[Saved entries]
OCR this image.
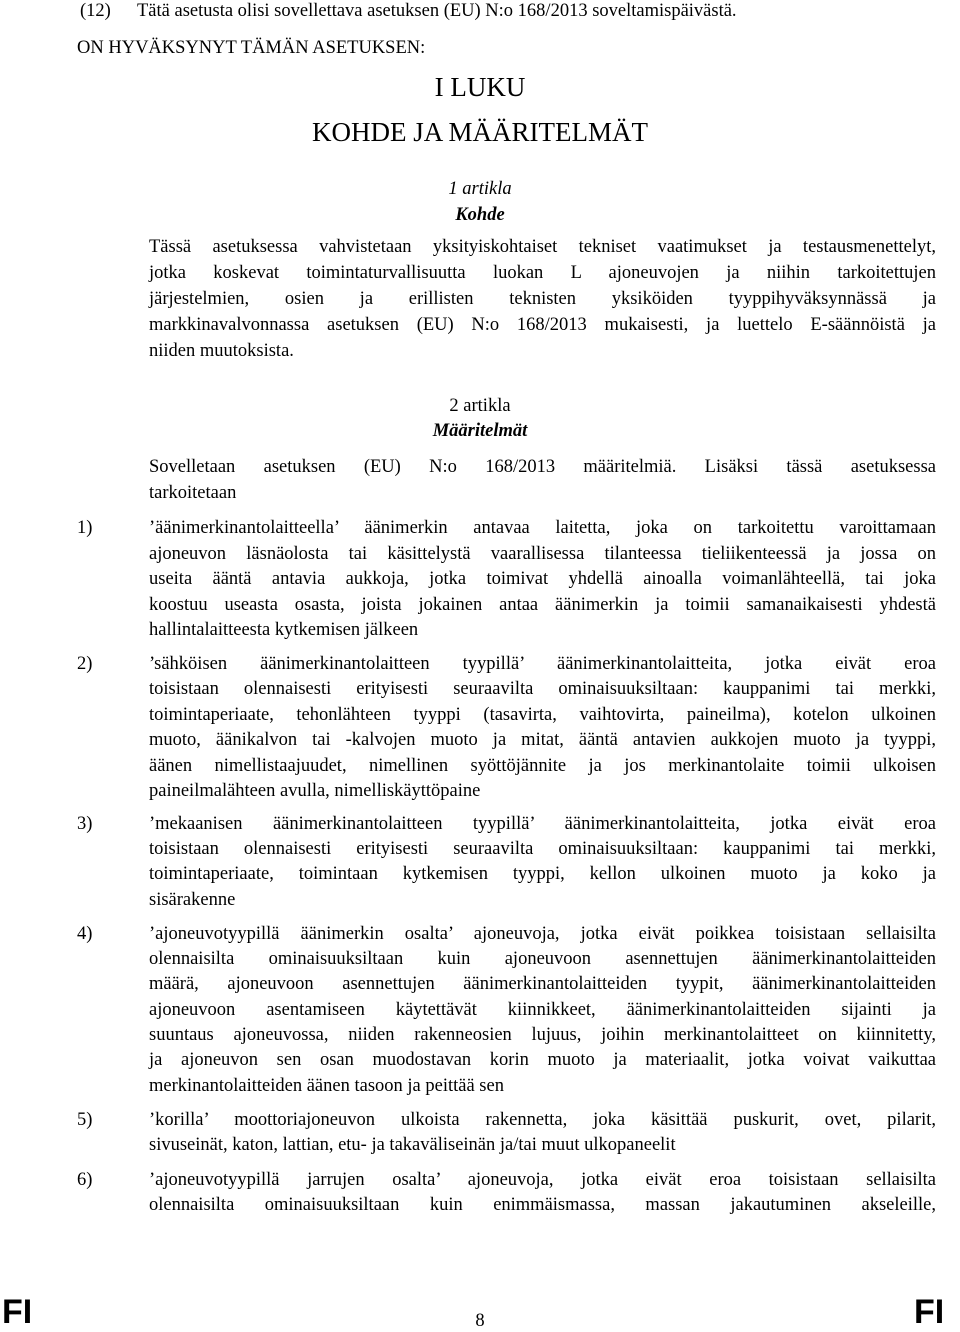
(12) Tätä asetusta olisi sovellettava asetuksen (EU) N:o 168/2013 soveltamispäivästä.
ON HYVÄKSYNYT TÄMÄN ASETUKSEN:
I LUKU
KOHDE JA MÄÄRITELMÄT
1 artikla
Kohde
Tässä asetuksessa vahvistetaan yksityiskohtaiset tekniset vaatimukset ja testausmenettelyt,
jotka koskevat toimintaturvallisuutta luokan L ajoneuvojen ja niihin tarkoitettujen
järjestelmien, osien ja erillisten teknisten yksiköiden tyyppihyväksynnässä ja
markkinavalvonnassa asetuksen (EU) N:o 168/2013 mukaisesti, ja luettelo E-säännöistä ja
niiden muutoksista.
2 artikla
Määritelmät
Sovelletaan asetuksen (EU) N:o 168/2013 määritelmiä. Lisäksi tässä asetuksessa
tarkoitetaan
1)	’äänimerkinantolaitteella’ äänimerkin antavaa laitetta, joka on tarkoitettu varoittamaan
ajoneuvon läsnäolosta tai käsittelystä vaarallisessa tilanteessa tieliikenteessä ja jossa on
useita ääntä antavia aukkoja, jotka toimivat yhdellä ainoalla voimanlähteellä, tai joka
koostuu useasta osasta, joista jokainen antaa äänimerkin ja toimii samanaikaisesti yhdestä
hallintalaitteesta kytkemisen jälkeen
2)	’sähköisen äänimerkinantolaitteen tyypillä’ äänimerkinantolaitteita, jotka eivät eroa
toisistaan olennaisesti erityisesti seuraavilta ominaisuuksiltaan: kauppanimi tai merkki,
toimintaperiaate, tehonlähteen tyyppi (tasavirta, vaihtovirta, paineilma), kotelon ulkoinen
muoto, äänikalvon tai -kalvojen muoto ja mitat, ääntä antavien aukkojen muoto ja tyyppi,
äänen nimellistaajuudet, nimellinen syöttöjännite ja jos merkinantolaite toimii ulkoisen
paineilmalähteen avulla, nimelliskäyttöpaine
3)	’mekaanisen äänimerkinantolaitteen tyypillä’ äänimerkinantolaitteita, jotka eivät eroa
toisistaan olennaisesti erityisesti seuraavilta ominaisuuksiltaan: kauppanimi tai merkki,
toimintaperiaate, toimintaan kytkemisen tyyppi, kellon ulkoinen muoto ja koko ja
sisärakenne
4)	’ajoneuvotyypillä äänimerkin osalta’ ajoneuvoja, jotka eivät poikkea toisistaan sellaisilta
olennaisilta ominaisuuksiltaan kuin ajoneuvoon asennettujen äänimerkinantolaitteiden
määrä, ajoneuvoon asennettujen äänimerkinantolaitteiden tyypit, äänimerkinantolaitteiden
ajoneuvoon asentamiseen käytettävät kiinnikkeet, äänimerkinantolaitteiden sijainti ja
suuntaus ajoneuvossa, niiden rakenneosien lujuus, joihin merkinantolaitteet on kiinnitetty,
ja ajoneuvon sen osan muodostavan korin muoto ja materiaalit, jotka voivat vaikuttaa
merkinantolaitteiden äänen tasoon ja peittää sen
5)	’korilla’ moottoriajoneuvon ulkoista rakennetta, joka käsittää puskurit, ovet, pilarit,
sivuseinät, katon, lattian, etu- ja takaväliseinän ja/tai muut ulkopaneelit
6)	’ajoneuvotyypillä jarrujen osalta’ ajoneuvoja, jotka eivät eroa toisistaan sellaisilta
olennaisilta ominaisuuksiltaan kuin enimmäismassa, massan jakautuminen akseleille,
FI	8	FI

■ **What to produce**
Which lines contain the word "äänimerkinantolaitteen"? Return each of them.

■ **Exercise response**
2)	’sähköisen äänimerkinantolaitteen tyypillä’ äänimerkinantolaitteita, jotka eivät eroa
3)	’mekaanisen äänimerkinantolaitteen tyypillä’ äänimerkinantolaitteita, jotka eivät eroa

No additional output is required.